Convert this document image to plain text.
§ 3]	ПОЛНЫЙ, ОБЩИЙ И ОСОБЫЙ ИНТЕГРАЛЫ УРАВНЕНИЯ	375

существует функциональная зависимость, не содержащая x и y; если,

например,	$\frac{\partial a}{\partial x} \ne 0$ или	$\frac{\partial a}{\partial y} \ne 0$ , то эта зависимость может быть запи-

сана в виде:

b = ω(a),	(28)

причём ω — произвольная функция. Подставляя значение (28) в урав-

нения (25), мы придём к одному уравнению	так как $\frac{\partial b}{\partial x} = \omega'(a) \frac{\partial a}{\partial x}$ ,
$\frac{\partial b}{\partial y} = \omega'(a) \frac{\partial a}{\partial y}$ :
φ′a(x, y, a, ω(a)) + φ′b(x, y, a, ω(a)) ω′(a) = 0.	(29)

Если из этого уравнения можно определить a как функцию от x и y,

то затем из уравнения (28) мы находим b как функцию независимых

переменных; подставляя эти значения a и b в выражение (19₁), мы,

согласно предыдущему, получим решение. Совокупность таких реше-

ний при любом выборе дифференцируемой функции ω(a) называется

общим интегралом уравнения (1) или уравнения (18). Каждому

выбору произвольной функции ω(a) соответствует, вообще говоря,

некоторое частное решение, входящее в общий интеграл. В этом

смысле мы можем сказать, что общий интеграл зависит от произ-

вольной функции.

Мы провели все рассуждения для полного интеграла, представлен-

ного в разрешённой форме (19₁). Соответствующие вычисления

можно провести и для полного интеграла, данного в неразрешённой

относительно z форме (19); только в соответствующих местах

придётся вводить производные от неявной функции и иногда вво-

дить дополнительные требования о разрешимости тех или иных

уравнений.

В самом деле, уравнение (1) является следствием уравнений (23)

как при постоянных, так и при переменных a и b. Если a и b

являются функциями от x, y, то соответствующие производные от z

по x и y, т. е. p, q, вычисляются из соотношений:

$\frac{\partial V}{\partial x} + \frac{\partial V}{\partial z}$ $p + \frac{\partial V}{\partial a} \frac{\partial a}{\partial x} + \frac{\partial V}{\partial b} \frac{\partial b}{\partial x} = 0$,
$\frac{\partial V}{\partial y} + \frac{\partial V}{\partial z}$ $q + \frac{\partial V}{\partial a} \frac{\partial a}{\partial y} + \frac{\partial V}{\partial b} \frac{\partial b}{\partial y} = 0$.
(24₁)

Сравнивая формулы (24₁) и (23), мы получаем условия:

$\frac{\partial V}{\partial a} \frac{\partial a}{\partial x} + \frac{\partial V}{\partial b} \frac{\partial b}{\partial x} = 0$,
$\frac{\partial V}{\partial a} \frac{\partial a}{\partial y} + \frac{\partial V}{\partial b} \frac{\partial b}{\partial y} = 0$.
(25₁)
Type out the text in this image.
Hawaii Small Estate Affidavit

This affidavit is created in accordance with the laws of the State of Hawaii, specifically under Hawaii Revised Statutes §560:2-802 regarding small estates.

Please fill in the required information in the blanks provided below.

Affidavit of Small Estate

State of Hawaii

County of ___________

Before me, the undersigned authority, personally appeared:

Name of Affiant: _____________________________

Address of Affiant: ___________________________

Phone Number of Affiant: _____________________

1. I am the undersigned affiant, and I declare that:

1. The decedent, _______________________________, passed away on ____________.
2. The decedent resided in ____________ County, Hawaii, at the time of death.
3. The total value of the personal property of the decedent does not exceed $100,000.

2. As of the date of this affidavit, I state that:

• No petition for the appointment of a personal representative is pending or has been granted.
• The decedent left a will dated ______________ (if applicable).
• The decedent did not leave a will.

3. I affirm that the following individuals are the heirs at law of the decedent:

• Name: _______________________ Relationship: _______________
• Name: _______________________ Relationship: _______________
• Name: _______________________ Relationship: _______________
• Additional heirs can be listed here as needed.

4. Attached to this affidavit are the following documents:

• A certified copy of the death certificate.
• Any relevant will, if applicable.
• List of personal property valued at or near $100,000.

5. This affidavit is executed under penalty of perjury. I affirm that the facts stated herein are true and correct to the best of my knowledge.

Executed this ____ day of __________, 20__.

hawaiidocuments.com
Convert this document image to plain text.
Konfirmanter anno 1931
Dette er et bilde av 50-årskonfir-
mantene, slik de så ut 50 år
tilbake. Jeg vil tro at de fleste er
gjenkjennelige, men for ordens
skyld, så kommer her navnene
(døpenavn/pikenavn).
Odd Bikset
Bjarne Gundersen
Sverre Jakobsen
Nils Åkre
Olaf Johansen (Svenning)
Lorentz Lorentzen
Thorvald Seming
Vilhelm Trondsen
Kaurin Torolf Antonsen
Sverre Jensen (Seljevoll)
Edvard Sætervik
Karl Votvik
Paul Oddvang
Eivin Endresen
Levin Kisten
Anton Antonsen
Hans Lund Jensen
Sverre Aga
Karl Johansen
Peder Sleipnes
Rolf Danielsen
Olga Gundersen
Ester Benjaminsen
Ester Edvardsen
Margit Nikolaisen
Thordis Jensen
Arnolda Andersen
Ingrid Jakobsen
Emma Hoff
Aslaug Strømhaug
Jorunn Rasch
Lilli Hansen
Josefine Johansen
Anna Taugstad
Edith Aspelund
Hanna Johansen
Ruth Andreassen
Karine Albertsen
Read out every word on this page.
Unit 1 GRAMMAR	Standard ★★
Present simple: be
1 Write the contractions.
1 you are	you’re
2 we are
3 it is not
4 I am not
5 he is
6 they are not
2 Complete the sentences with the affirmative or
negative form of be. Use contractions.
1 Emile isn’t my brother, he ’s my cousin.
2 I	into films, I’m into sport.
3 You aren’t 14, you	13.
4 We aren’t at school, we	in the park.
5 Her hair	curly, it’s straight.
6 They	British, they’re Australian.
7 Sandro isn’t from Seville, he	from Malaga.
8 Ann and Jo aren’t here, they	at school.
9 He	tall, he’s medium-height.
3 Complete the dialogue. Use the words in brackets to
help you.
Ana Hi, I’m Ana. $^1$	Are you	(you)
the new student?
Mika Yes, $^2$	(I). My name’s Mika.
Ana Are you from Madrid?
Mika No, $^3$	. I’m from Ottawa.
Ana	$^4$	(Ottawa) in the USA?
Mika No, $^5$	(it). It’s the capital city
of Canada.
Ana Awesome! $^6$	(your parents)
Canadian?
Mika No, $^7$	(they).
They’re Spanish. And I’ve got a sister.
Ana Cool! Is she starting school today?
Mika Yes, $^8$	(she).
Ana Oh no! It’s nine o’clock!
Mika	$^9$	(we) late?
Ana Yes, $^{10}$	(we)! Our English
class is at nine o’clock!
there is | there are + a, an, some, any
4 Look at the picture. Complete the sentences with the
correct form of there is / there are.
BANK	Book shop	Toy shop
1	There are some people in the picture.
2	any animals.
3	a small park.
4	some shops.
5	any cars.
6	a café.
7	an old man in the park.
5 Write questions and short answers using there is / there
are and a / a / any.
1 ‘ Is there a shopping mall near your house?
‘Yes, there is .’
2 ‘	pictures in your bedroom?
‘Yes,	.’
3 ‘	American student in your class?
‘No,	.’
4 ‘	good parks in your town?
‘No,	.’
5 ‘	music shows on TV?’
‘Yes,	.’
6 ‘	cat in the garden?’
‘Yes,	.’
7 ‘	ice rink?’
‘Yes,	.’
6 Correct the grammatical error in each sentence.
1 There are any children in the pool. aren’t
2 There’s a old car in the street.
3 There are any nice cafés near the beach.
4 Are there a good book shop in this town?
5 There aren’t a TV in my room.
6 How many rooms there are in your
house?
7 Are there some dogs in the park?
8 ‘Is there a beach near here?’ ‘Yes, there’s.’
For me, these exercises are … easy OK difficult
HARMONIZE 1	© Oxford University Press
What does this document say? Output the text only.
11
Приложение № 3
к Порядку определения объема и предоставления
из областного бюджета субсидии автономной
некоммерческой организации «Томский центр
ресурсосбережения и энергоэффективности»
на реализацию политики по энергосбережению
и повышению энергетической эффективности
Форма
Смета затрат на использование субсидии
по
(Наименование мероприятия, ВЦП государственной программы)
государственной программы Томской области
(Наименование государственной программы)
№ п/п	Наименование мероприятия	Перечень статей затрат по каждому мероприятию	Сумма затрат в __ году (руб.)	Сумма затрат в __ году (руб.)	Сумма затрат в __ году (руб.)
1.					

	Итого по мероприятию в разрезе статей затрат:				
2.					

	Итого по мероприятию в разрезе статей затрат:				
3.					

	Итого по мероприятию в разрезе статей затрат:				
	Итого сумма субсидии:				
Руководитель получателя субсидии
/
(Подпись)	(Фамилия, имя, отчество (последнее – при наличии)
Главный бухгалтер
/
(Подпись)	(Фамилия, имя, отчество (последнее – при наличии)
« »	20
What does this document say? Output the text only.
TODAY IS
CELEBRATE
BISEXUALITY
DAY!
----------------------------------------
→ **GIVEN TASK**
Find each line that has the word "Sverre", then copy it out.

→ **RESPONSE TO THE EXERCISE**
Sverre Jakobsen
Sverre Jensen (Seljevoll)
Sverre Aga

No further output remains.